> [DESCRIPTION OF THE TASK]: From the entries below, report how many lines contain the string "text". Give only that number.

———

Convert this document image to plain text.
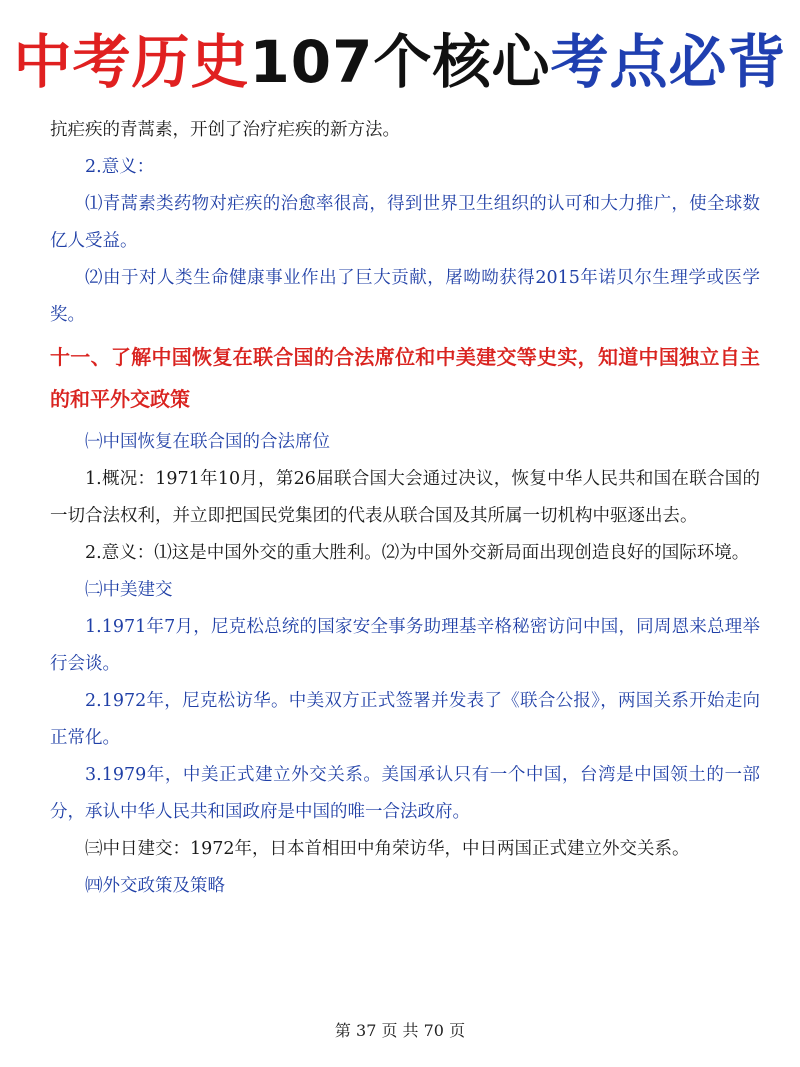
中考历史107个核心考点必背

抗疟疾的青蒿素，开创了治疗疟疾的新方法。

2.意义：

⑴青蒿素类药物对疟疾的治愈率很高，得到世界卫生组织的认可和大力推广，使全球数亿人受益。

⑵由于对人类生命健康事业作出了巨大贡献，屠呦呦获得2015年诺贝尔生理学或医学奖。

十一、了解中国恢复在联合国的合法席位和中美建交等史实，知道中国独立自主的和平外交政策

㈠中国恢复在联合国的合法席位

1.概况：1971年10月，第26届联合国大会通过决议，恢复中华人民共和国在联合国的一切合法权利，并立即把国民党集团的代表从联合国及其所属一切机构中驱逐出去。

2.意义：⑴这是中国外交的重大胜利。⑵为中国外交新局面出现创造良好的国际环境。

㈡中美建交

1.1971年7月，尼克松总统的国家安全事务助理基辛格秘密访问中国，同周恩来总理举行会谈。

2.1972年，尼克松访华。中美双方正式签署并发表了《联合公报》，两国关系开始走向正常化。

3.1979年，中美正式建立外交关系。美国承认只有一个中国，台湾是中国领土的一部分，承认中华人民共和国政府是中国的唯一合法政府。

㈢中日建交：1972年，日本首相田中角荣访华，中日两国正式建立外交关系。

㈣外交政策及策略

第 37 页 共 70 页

———

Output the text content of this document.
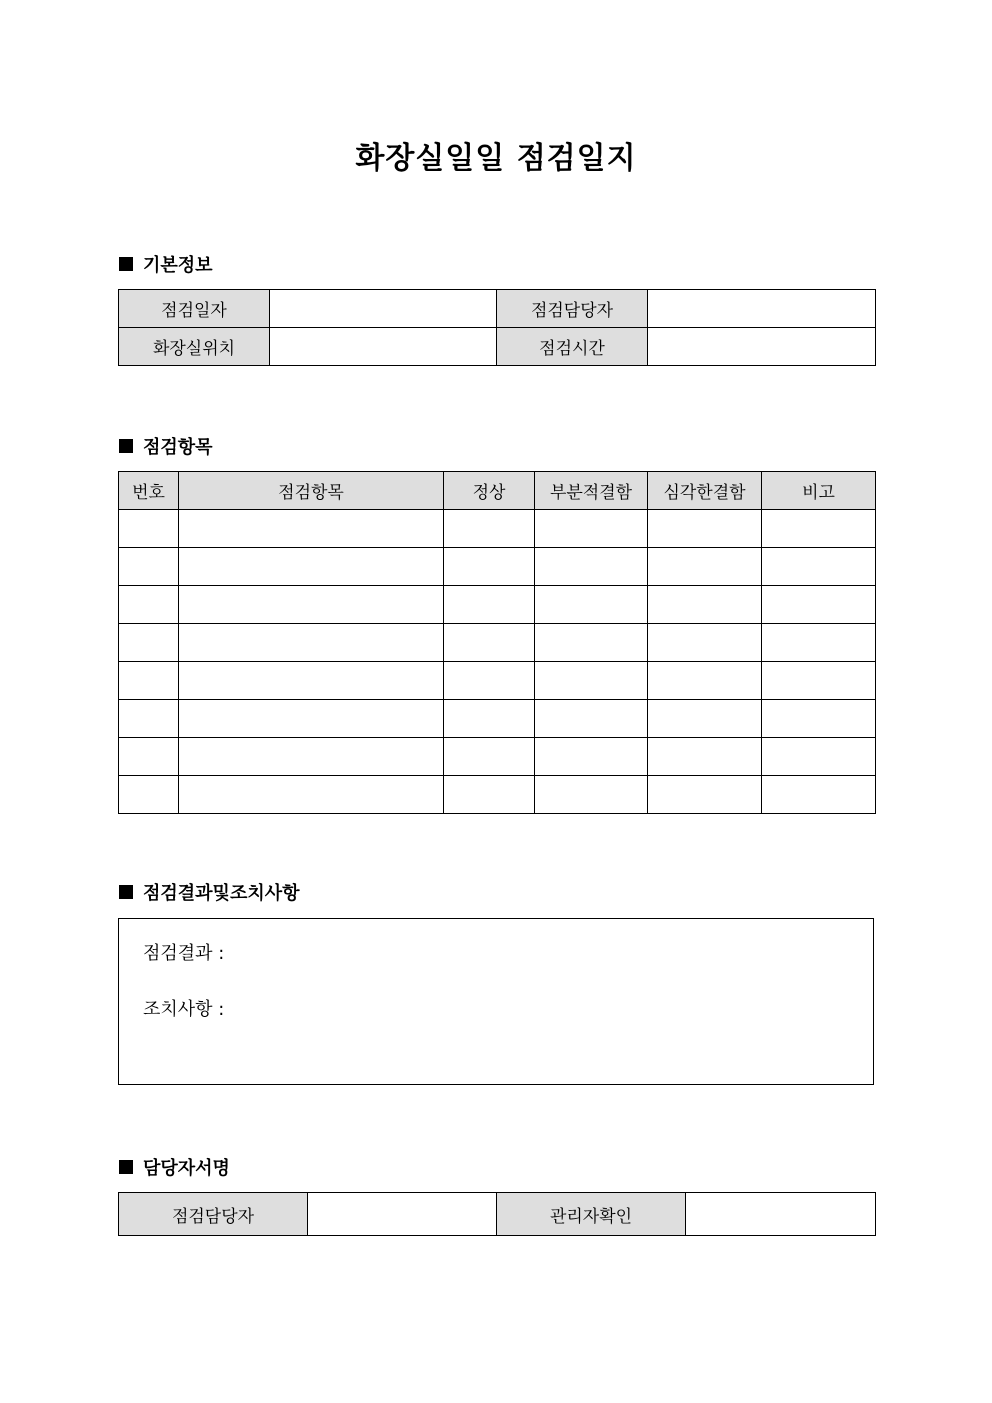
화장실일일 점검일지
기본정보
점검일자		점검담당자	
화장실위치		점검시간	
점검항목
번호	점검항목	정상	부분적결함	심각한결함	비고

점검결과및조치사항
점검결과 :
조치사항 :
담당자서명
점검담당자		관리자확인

———

> [ANSWER TO THIS TASK]: 2